§ TASK ITEM A
List every person named in the opera article below.
§ TASK ITEM B
Write a continuation of the article about the robot opera "Death and the Powers", starting after its last sentence.

§ DOCUMENT SEGMENT

A new opera produced by the lab behind Guitar Hero technology includes robotic singers, interactive instruments and a focus on technology that could change the way we experience live performances.
“Death and the Powers,” which has been 10 years in the making, premieres later this month in the city-state of Monaco, whose ruler, Prince Albert II, is the project’s patron. It’s the first royal performance to feature OperaBots.
Composer and MIT Media Lab professor Tod Machover, who has composed for the violin virtuoso Joshua Bell and designed customized instruments for Prince, conceived the project. Several years ago, Machover’s audience-interactive Brain Opera project led to the technologies behind the Guitar Hero and Rock Band video games.
The one-act production, which tells the story of a successful inventor and his plan to live forever through technology, uses gadgets as characters.
The opera takes place sometime in the future, when no humans remain — only robots. Former poet laureate Robert Pinsky wrote the libretto, which tells the story of an inventor named Simon Powers. Powers builds “The System” to preserve his legacy, allowing him to download his memories and personality into the built environment. His personage is then expressed through robots, giant blinking bookcases and a musical chandelier made of Teflon, which his wife plays like a harp.

§ MATERIAL SHOWN
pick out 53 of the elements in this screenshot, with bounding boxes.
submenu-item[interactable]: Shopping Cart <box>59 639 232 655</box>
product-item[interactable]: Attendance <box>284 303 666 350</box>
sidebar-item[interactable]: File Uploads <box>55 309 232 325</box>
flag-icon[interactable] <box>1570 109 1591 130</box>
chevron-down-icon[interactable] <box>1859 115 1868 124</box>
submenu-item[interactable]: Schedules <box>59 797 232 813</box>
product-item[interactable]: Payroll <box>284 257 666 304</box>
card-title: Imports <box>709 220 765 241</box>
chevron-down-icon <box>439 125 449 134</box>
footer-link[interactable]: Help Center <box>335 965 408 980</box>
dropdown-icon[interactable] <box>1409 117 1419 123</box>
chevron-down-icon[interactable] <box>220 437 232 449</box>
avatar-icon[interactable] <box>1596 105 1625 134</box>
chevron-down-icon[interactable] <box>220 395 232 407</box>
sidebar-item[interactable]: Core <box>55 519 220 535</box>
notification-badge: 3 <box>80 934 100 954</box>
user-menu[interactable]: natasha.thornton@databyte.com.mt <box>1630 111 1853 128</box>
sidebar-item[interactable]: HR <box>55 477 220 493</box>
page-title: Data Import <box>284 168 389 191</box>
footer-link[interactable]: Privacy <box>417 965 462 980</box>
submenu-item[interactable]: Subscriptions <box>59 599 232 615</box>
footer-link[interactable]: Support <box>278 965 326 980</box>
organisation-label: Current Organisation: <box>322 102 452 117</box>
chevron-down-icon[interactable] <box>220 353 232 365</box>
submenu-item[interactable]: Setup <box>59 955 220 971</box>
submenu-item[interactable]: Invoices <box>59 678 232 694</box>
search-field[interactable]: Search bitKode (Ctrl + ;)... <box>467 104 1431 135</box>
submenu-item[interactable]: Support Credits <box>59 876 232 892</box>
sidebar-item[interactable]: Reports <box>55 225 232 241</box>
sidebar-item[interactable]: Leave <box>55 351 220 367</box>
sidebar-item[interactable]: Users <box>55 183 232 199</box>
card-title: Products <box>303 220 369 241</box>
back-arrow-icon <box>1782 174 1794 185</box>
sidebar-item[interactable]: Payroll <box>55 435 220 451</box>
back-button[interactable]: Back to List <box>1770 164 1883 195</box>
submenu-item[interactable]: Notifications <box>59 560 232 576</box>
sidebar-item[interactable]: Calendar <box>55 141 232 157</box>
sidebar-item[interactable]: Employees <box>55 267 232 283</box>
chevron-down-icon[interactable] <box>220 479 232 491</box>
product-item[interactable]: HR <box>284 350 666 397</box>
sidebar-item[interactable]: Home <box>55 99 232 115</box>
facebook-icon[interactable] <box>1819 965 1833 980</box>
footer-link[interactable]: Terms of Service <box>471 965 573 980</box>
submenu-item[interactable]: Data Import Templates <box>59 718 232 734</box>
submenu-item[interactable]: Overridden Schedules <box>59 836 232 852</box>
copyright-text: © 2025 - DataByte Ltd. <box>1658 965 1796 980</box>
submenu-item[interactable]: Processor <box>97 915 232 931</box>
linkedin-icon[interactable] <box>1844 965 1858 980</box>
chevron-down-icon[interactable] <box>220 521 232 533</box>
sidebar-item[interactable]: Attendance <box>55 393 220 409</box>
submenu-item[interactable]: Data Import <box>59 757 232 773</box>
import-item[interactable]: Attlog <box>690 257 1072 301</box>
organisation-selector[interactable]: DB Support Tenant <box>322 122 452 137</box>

§ ANSWER SECTION A
Prince Albert II, Tod Machover, Joshua Bell, Prince, Robert Pinsky, Simon Powers

§ ANSWER SECTION B
There’s no explanation about where the humans have gone, but they left the robots a special text about relationships and the human condition. Gradually, by reading the text, the robots come to understand what it means to be human. Machover explains more in this video.
To build realistic OperaBots, two PhD students in Machover’s Opera of the Future Group developed software that Machover calls “disembodied performance.” The students, Peter Torpey and Elly Jessop, measured singers’ voice volume and pitch as well as muscle tension and breathing patterns. “The System” therefore takes on a realistic personality, MIT News explains.
Machover said he was turned off by a recent Taylor Swift concert he attended with his teenage daughters, in which megascreens and boom boxes overpowered Swift herself.
“Theater has been especially bad at allowing technology to make you feel closer to the performers on stage,” he said.
Opera enthusiasts are already excited about the production — Marc Scorca, president and CEO of Opera America, hopes it will inspire other operas, MIT says. In that spirit, here’s to a future where opera means more than a Web browser. Break a leg, OperaBots!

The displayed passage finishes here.